- [BRIEF]:
Locate the string "points" in the listing below. Copy every line where it is found.

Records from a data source

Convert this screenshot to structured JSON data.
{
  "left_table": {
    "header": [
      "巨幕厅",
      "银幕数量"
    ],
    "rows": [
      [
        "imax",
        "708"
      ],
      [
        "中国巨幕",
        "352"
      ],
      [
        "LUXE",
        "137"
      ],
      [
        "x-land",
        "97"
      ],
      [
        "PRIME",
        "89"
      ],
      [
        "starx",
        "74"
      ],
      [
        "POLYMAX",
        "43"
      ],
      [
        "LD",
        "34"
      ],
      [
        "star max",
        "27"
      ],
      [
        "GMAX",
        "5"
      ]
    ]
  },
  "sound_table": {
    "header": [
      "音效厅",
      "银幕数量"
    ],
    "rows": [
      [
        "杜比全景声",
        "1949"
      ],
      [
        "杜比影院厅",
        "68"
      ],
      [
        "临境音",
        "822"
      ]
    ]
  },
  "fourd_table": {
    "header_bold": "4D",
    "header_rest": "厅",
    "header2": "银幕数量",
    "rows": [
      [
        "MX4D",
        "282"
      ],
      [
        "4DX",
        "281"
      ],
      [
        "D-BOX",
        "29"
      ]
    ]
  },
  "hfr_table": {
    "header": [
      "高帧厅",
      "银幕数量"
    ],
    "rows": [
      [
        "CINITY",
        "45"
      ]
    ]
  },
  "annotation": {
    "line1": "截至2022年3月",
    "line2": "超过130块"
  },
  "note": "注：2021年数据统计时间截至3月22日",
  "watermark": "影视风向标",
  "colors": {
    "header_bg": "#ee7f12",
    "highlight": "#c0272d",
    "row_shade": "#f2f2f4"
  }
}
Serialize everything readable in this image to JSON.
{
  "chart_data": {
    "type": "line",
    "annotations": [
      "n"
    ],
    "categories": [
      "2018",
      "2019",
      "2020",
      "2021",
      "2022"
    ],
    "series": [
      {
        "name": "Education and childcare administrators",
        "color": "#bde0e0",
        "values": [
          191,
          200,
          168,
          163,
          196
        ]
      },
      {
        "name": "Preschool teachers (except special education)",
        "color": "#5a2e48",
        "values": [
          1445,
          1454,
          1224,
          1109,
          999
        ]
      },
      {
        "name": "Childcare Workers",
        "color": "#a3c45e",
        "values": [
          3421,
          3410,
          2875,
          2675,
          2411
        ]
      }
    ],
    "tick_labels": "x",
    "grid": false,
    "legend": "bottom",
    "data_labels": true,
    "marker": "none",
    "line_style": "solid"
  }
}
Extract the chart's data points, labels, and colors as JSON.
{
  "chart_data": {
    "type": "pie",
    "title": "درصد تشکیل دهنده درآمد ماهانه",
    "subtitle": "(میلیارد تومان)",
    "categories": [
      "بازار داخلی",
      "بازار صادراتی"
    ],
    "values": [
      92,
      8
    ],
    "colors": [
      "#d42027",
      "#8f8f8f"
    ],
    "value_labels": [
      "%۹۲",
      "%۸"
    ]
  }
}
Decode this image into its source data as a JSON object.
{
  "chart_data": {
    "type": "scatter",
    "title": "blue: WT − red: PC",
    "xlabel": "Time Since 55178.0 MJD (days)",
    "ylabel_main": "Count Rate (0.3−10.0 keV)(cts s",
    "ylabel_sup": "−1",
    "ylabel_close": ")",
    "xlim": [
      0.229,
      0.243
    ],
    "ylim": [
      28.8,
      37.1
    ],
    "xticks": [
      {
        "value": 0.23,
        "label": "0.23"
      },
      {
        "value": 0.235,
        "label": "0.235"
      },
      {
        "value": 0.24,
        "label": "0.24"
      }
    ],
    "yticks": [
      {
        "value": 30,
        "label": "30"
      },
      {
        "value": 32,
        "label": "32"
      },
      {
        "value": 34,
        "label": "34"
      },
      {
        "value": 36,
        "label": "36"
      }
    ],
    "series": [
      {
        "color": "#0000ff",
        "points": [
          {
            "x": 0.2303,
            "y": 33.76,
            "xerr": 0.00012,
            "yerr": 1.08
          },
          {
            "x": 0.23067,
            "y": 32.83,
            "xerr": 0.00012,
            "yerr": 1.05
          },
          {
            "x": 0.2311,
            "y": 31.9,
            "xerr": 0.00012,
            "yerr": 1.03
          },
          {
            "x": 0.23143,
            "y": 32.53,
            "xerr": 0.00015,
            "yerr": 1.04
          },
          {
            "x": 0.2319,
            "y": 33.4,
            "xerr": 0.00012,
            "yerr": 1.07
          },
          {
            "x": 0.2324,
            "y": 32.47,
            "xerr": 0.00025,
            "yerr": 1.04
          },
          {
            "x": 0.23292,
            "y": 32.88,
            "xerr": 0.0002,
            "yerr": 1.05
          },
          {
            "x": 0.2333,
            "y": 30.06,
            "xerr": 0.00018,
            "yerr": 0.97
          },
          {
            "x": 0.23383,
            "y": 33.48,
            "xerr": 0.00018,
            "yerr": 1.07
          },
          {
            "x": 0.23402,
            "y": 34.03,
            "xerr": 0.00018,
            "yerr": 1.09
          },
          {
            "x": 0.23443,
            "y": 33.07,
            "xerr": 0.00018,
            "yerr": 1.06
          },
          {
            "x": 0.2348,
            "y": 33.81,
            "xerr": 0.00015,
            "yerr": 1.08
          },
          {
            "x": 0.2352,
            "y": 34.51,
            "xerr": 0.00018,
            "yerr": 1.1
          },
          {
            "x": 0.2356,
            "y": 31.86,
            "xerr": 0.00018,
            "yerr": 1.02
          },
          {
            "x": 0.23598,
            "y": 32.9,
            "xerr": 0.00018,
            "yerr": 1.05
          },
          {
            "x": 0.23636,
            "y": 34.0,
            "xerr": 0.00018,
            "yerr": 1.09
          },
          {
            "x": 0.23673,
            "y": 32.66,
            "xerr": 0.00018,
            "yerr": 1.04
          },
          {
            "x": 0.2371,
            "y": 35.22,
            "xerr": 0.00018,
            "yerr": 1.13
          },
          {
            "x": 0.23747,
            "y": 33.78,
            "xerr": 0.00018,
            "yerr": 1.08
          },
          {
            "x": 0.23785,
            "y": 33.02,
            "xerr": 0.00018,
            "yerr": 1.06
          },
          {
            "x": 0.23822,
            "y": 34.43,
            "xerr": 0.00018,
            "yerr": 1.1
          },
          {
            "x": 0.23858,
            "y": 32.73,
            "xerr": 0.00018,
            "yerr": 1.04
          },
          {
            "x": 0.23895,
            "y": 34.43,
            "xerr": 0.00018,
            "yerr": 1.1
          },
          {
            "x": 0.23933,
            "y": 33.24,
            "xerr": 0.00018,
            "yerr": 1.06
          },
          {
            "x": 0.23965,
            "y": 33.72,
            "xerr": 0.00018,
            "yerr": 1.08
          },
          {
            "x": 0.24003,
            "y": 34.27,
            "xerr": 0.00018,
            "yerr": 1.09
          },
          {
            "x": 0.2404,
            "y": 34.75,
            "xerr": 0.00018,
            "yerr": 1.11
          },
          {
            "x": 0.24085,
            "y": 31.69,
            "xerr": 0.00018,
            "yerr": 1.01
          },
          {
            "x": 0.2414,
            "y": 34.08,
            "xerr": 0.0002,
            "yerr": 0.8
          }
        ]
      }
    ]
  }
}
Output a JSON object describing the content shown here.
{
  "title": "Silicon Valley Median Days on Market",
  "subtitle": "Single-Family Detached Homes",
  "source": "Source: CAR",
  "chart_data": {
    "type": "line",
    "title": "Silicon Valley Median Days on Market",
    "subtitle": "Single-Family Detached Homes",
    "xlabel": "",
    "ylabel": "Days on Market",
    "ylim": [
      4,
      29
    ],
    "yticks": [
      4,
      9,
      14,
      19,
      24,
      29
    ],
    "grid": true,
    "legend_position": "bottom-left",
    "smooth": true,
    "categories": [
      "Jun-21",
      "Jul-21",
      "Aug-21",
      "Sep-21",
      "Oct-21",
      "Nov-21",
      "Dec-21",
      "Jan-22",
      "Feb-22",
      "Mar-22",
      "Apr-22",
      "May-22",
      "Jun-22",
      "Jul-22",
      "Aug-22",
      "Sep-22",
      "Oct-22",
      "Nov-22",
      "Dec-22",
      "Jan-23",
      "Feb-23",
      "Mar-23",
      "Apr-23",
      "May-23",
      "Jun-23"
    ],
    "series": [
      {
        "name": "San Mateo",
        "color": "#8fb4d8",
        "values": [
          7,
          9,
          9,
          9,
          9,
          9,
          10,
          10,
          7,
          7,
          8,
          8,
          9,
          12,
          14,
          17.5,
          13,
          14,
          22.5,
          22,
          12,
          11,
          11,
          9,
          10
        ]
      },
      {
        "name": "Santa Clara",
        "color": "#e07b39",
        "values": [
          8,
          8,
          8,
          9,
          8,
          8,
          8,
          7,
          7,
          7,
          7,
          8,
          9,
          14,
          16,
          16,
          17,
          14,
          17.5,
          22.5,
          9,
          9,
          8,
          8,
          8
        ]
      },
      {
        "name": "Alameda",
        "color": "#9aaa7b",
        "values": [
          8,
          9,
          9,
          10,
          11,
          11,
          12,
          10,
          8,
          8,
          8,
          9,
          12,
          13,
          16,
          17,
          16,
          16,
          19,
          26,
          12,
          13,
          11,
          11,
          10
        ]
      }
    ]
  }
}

- [THE ANSWER]:
Extract the chart's data points, labels, and colors as JSON.
        "points": [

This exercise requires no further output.